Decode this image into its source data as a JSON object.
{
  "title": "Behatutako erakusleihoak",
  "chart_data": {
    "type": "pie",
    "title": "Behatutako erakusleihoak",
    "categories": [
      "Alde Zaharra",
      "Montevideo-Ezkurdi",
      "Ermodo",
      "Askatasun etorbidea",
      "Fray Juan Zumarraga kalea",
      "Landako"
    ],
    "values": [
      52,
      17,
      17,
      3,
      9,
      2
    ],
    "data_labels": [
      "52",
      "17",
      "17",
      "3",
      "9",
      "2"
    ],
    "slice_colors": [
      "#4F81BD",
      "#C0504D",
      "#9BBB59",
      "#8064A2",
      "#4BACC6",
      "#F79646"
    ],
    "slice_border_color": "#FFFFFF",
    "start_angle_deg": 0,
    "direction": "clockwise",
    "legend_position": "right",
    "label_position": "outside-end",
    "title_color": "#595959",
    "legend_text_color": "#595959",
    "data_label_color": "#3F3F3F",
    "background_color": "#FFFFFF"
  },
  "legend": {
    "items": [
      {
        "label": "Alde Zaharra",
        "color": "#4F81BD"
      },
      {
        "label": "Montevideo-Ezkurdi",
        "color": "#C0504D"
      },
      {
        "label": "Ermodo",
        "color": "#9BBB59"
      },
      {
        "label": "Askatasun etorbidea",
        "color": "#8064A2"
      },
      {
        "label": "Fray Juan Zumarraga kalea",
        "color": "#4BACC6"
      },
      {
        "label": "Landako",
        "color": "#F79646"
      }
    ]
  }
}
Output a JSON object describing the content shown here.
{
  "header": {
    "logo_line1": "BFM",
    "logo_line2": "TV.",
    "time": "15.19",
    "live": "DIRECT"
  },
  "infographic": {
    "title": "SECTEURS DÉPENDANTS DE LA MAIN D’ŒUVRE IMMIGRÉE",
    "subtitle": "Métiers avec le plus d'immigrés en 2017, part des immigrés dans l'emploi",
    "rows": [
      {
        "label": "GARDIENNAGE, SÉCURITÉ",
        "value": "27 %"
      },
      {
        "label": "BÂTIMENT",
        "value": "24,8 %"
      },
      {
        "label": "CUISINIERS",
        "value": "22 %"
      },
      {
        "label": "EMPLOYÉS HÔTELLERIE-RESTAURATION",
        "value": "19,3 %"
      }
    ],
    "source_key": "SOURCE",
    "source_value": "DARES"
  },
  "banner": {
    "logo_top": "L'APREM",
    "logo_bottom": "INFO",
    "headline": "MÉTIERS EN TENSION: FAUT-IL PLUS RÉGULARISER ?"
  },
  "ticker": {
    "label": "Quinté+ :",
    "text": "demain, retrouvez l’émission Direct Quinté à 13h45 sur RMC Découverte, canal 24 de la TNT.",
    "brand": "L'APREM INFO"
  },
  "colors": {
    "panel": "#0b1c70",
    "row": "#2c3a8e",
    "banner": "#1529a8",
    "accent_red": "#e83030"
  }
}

++++++

WORK TO BE COMPLETED: Give the material above again, word for word.

REPLY TO THE EXERCISE:
Decode this image into its source data as a JSON object.
{
  "title": "Behatutako erakusleihoak",
  "chart_data": {
    "type": "pie",
    "title": "Behatutako erakusleihoak",
    "categories": [
      "Alde Zaharra",
      "Montevideo-Ezkurdi",
      "Ermodo",
      "Askatasun etorbidea",
      "Fray Juan Zumarraga kalea",
      "Landako"
    ],
    "values": [
      52,
      17,
      17,
      3,
      9,
      2
    ],
    "data_labels": [
      "52",
      "17",
      "17",
      "3",
      "9",
      "2"
    ],
    "slice_colors": [
      "#4F81BD",
      "#C0504D",
      "#9BBB59",
      "#8064A2",
      "#4BACC6",
      "#F79646"
    ],
    "slice_border_color": "#FFFFFF",
    "start_angle_deg": 0,
    "direction": "clockwise",
    "legend_position": "right",
    "label_position": "outside-end",
    "title_color": "#595959",
    "legend_text_color": "#595959",
    "data_label_color": "#3F3F3F",
    "background_color": "#FFFFFF"
  },
  "legend": {
    "items": [
      {
        "label": "Alde Zaharra",
        "color": "#4F81BD"
      },
      {
        "label": "Montevideo-Ezkurdi",
        "color": "#C0504D"
      },
      {
        "label": "Ermodo",
        "color": "#9BBB59"
      },
      {
        "label": "Askatasun etorbidea",
        "color": "#8064A2"
      },
      {
        "label": "Fray Juan Zumarraga kalea",
        "color": "#4BACC6"
      },
      {
        "label": "Landako",
        "color": "#F79646"
      }
    ]
  }
}
Output a JSON object describing the content shown here.
{
  "header": {
    "logo_line1": "BFM",
    "logo_line2": "TV.",
    "time": "15.19",
    "live": "DIRECT"
  },
  "infographic": {
    "title": "SECTEURS DÉPENDANTS DE LA MAIN D’ŒUVRE IMMIGRÉE",
    "subtitle": "Métiers avec le plus d'immigrés en 2017, part des immigrés dans l'emploi",
    "rows": [
      {
        "label": "GARDIENNAGE, SÉCURITÉ",
        "value": "27 %"
      },
      {
        "label": "BÂTIMENT",
        "value": "24,8 %"
      },
      {
        "label": "CUISINIERS",
        "value": "22 %"
      },
      {
        "label": "EMPLOYÉS HÔTELLERIE-RESTAURATION",
        "value": "19,3 %"
      }
    ],
    "source_key": "SOURCE",
    "source_value": "DARES"
  },
  "banner": {
    "logo_top": "L'APREM",
    "logo_bottom": "INFO",
    "headline": "MÉTIERS EN TENSION: FAUT-IL PLUS RÉGULARISER ?"
  },
  "ticker": {
    "label": "Quinté+ :",
    "text": "demain, retrouvez l’émission Direct Quinté à 13h45 sur RMC Découverte, canal 24 de la TNT.",
    "brand": "L'APREM INFO"
  },
  "colors": {
    "panel": "#0b1c70",
    "row": "#2c3a8e",
    "banner": "#1529a8",
    "accent_red": "#e83030"
  }
}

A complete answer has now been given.